_Task goal_
Where a line holds "background", copy it.

Extracted data entries:
___
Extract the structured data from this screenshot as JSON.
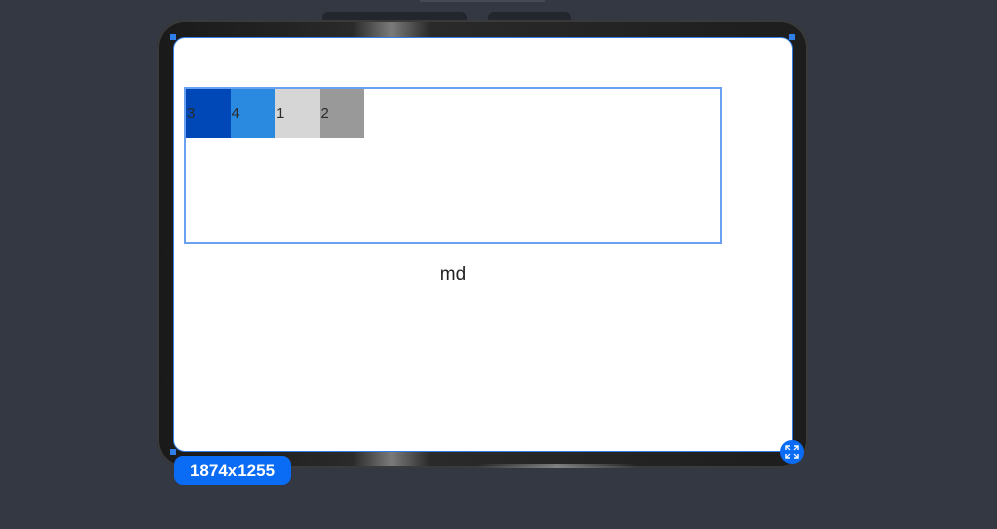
{
  "preview": {
    "breakpoint_label": "md",
    "resolution_badge": "1874x1255"
  },
  "cells": [
    {
      "label": "3",
      "color": "#0047b8"
    },
    {
      "label": "4",
      "color": "#2a8ae0"
    },
    {
      "label": "1",
      "color": "#d6d6d6"
    },
    {
      "label": "2",
      "color": "#999999"
    }
  ],
  "colors": {
    "background": "#333842",
    "accent": "#0a6cf5",
    "outline": "#6aa0f0"
  },
  "icons": {
    "expand": "expand-arrows-icon"
  }
}
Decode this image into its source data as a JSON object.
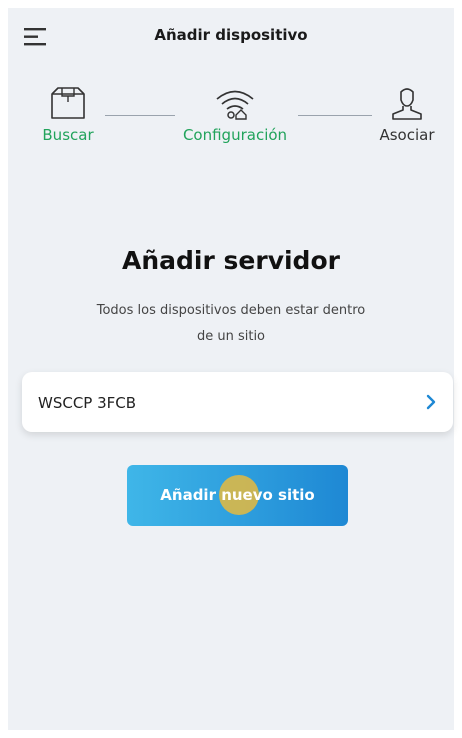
{
  "header": {
    "title": "Añadir dispositivo",
    "menu_icon": "menu-icon"
  },
  "steps": [
    {
      "label": "Buscar",
      "icon": "box-icon",
      "state": "done"
    },
    {
      "label": "Configuración",
      "icon": "wifi-home-icon",
      "state": "done"
    },
    {
      "label": "Asociar",
      "icon": "user-icon",
      "state": "todo"
    }
  ],
  "main": {
    "heading": "Añadir servidor",
    "description_line1": "Todos los dispositivos deben estar dentro",
    "description_line2": "de un sitio"
  },
  "sites": [
    {
      "name": "WSCCP 3FCB"
    }
  ],
  "actions": {
    "add_site_label": "Añadir nuevo sitio"
  },
  "colors": {
    "accent_green": "#21a35b",
    "button_gradient_start": "#3fb6e8",
    "button_gradient_end": "#1e88d4",
    "chevron_blue": "#1e88d4",
    "background": "#eef1f5"
  }
}
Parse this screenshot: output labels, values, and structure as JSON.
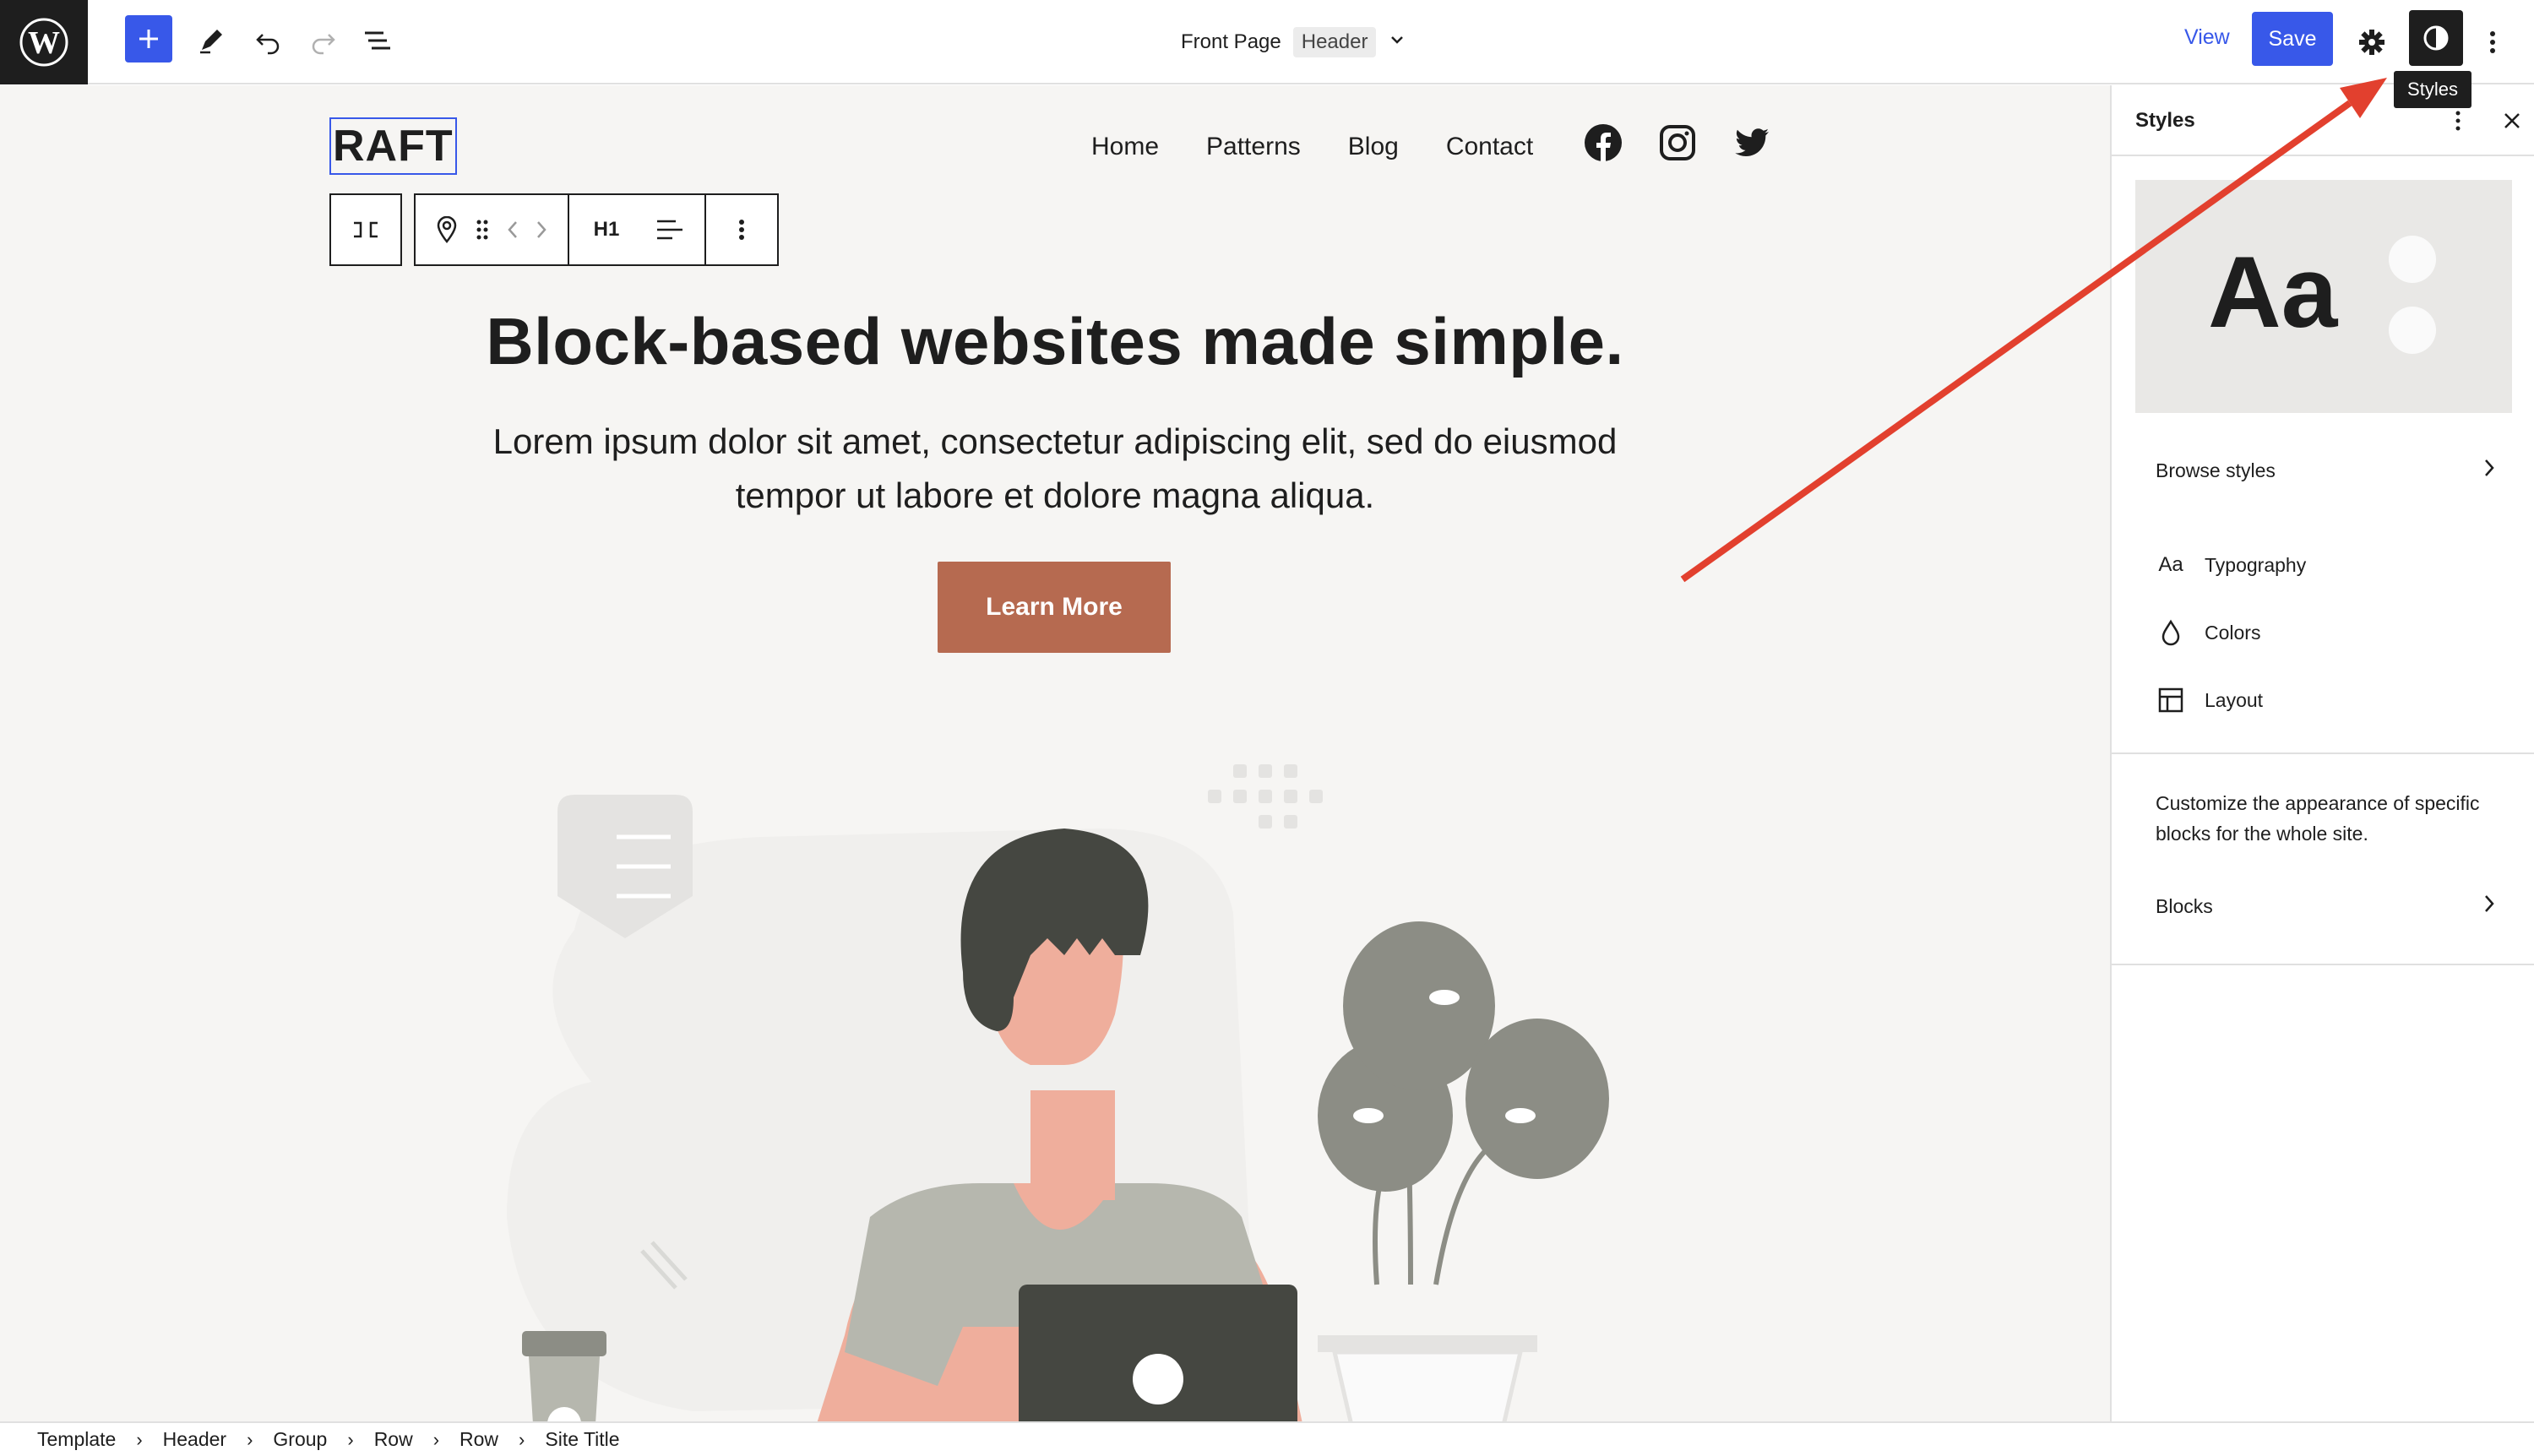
{
  "toolbar": {
    "document_title": "Front Page",
    "document_badge": "Header",
    "view_label": "View",
    "save_label": "Save",
    "tooltip": "Styles"
  },
  "site": {
    "title": "RAFT",
    "nav": [
      "Home",
      "Patterns",
      "Blog",
      "Contact"
    ]
  },
  "block_toolbar": {
    "heading_level": "H1"
  },
  "hero": {
    "title": "Block-based websites made simple.",
    "text": "Lorem ipsum dolor sit amet, consectetur adipiscing elit, sed do eiusmod tempor ut labore et dolore magna aliqua.",
    "button": "Learn More"
  },
  "sidebar": {
    "title": "Styles",
    "preview_text": "Aa",
    "browse_label": "Browse styles",
    "items": [
      {
        "label": "Typography",
        "icon": "typography-icon",
        "icon_glyph": "Aa"
      },
      {
        "label": "Colors",
        "icon": "droplet-icon"
      },
      {
        "label": "Layout",
        "icon": "layout-icon"
      }
    ],
    "description": "Customize the appearance of specific blocks for the whole site.",
    "blocks_label": "Blocks"
  },
  "breadcrumbs": [
    "Template",
    "Header",
    "Group",
    "Row",
    "Row",
    "Site Title"
  ],
  "colors": {
    "accent": "#3858e9",
    "cta": "#b66a50",
    "annotation_arrow": "#e2402e",
    "canvas_bg": "#f6f5f3"
  }
}
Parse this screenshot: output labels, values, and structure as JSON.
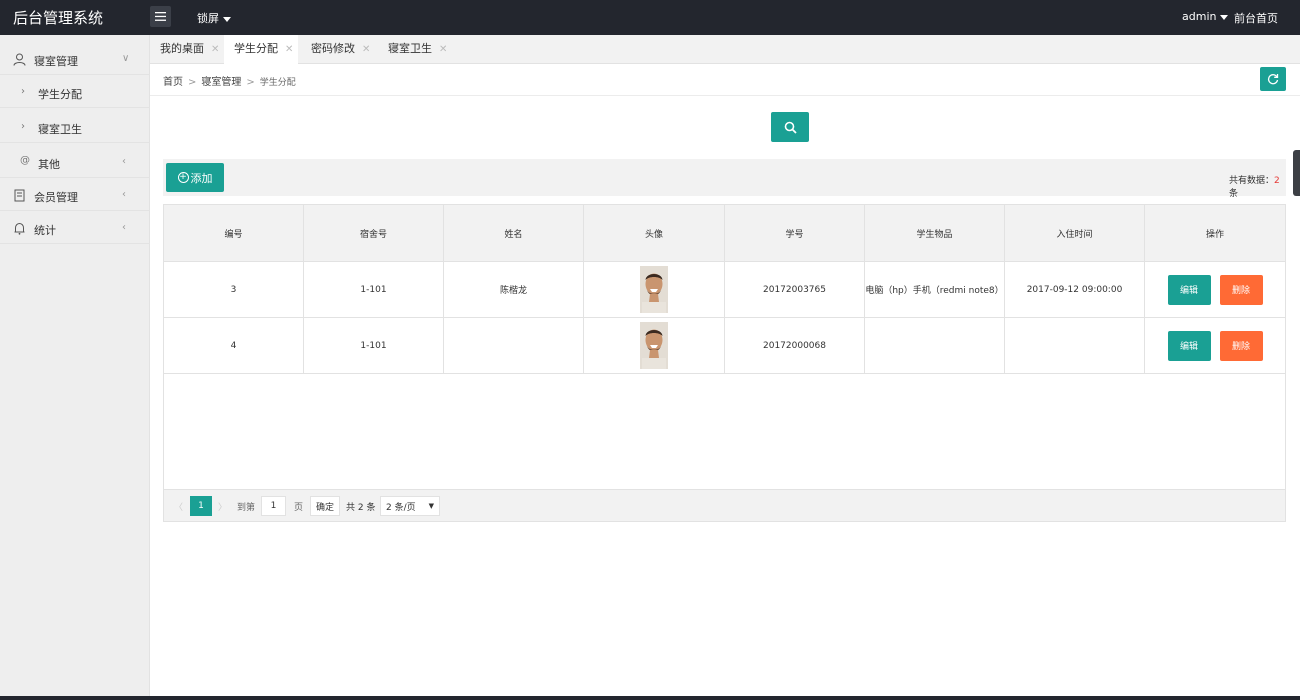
{
  "header": {
    "logo": "后台管理系统",
    "lock": "锁屏",
    "user": "admin",
    "front": "前台首页"
  },
  "sidebar": {
    "items": [
      {
        "label": "寝室管理",
        "icon": "user-icon"
      },
      {
        "label": "学生分配"
      },
      {
        "label": "寝室卫生"
      },
      {
        "label": "其他",
        "icon": "at-icon"
      },
      {
        "label": "会员管理",
        "icon": "document-icon"
      },
      {
        "label": "统计",
        "icon": "bell-icon"
      }
    ]
  },
  "tabs": [
    "我的桌面",
    "学生分配",
    "密码修改",
    "寝室卫生"
  ],
  "breadcrumb": {
    "home": "首页",
    "section": "寝室管理",
    "current": "学生分配",
    "separator": ">"
  },
  "toolbar": {
    "add_label": "添加",
    "total_label": "共有数据：",
    "total_count": "2",
    "total_unit": "条"
  },
  "table": {
    "headers": [
      "编号",
      "宿舍号",
      "姓名",
      "头像",
      "学号",
      "学生物品",
      "入住时间",
      "操作"
    ],
    "rows": [
      {
        "id": "3",
        "dorm": "1-101",
        "name": "陈楷龙",
        "student_no": "20172003765",
        "items": "电脑（hp）手机（redmi note8）",
        "checkin": "2017-09-12 09:00:00",
        "edit": "编辑",
        "delete": "删除"
      },
      {
        "id": "4",
        "dorm": "1-101",
        "name": "",
        "student_no": "20172000068",
        "items": "",
        "checkin": "",
        "edit": "编辑",
        "delete": "删除"
      }
    ]
  },
  "pagination": {
    "prev": "〈",
    "current": "1",
    "next": "〉",
    "goto_label": "到第",
    "goto_value": "1",
    "page_unit": "页",
    "confirm": "确定",
    "total": "共 2 条",
    "page_size": "2 条/页"
  },
  "colors": {
    "accent": "#1aa094",
    "danger": "#ff6a35",
    "header_bg": "#23262e"
  }
}
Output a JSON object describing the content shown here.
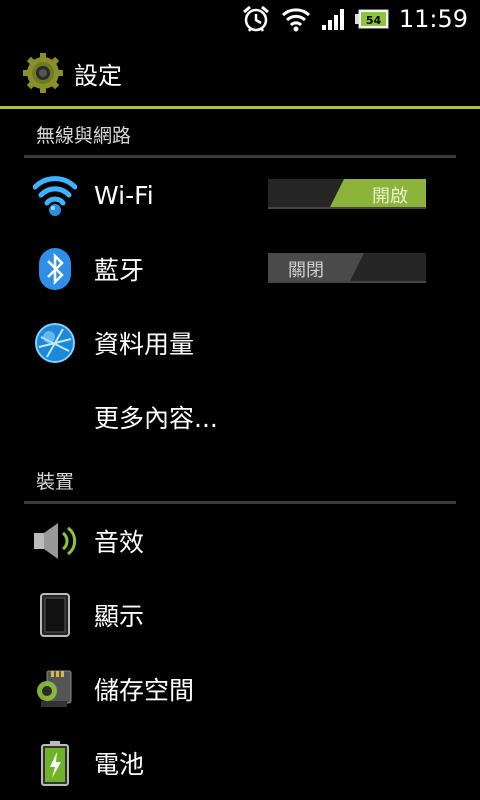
{
  "status_bar": {
    "time": "11:59",
    "battery_level": "54",
    "icons": [
      "alarm-icon",
      "wifi-signal-icon",
      "cell-signal-icon",
      "battery-icon"
    ]
  },
  "action_bar": {
    "title": "設定",
    "icon": "settings-gear-icon",
    "accent_color": "#a6c435"
  },
  "sections": [
    {
      "header": "無線與網路",
      "items": [
        {
          "label": "Wi-Fi",
          "icon": "wifi-icon",
          "toggle": "開啟"
        },
        {
          "label": "藍牙",
          "icon": "bluetooth-icon",
          "toggle": "關閉"
        },
        {
          "label": "資料用量",
          "icon": "data-usage-icon"
        },
        {
          "label": "更多內容..."
        }
      ]
    },
    {
      "header": "裝置",
      "items": [
        {
          "label": "音效",
          "icon": "speaker-icon"
        },
        {
          "label": "顯示",
          "icon": "display-icon"
        },
        {
          "label": "儲存空間",
          "icon": "storage-icon"
        },
        {
          "label": "電池",
          "icon": "battery-charging-icon"
        }
      ]
    }
  ]
}
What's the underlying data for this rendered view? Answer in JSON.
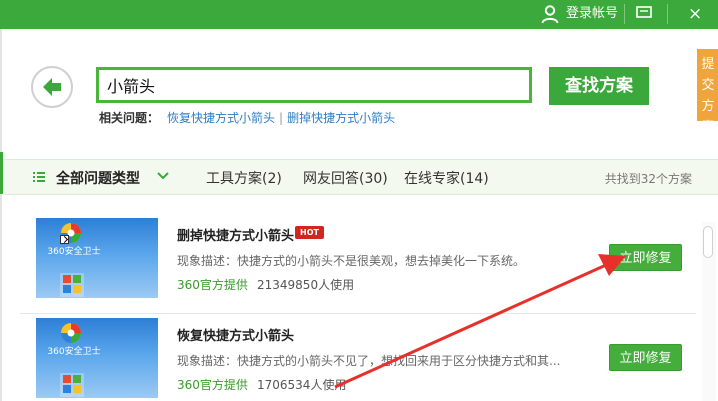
{
  "titlebar": {
    "login_label": "登录帐号",
    "close_glyph": "×",
    "icons": [
      "user-icon",
      "feedback-icon",
      "close-icon"
    ]
  },
  "search": {
    "query": "小箭头",
    "button_label": "查找方案"
  },
  "related": {
    "label": "相关问题：",
    "links": [
      "恢复快捷方式小箭头",
      "删掉快捷方式小箭头"
    ],
    "separator": "|"
  },
  "submit_tab": {
    "label": "提交方案"
  },
  "filter": {
    "all_types": "全部问题类型",
    "tabs": [
      "工具方案(2)",
      "网友回答(30)",
      "在线专家(14)"
    ],
    "count": "共找到32个方案"
  },
  "results": [
    {
      "title": "删掉快捷方式小箭头",
      "badge": "HOT",
      "desc": "现象描述：快捷方式的小箭头不是很美观，想去掉美化一下系统。",
      "source": "360官方提供",
      "users": "21349850人使用",
      "button": "立即修复",
      "thumb_caption": "360安全卫士"
    },
    {
      "title": "恢复快捷方式小箭头",
      "desc": "现象描述：快捷方式的小箭头不见了，想找回来用于区分快捷方式和其...",
      "source": "360官方提供",
      "users": "1706534人使用",
      "button": "立即修复",
      "thumb_caption": "360安全卫士"
    }
  ],
  "colors": {
    "brand_green": "#3ca93c",
    "link_blue": "#2e7ec4",
    "hot_red": "#d0261f",
    "submit_orange": "#f0a53c",
    "annotation_red": "#e8302a"
  }
}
___
_Correct result_
    "background": "#333842",
    "background": "#eef1f5"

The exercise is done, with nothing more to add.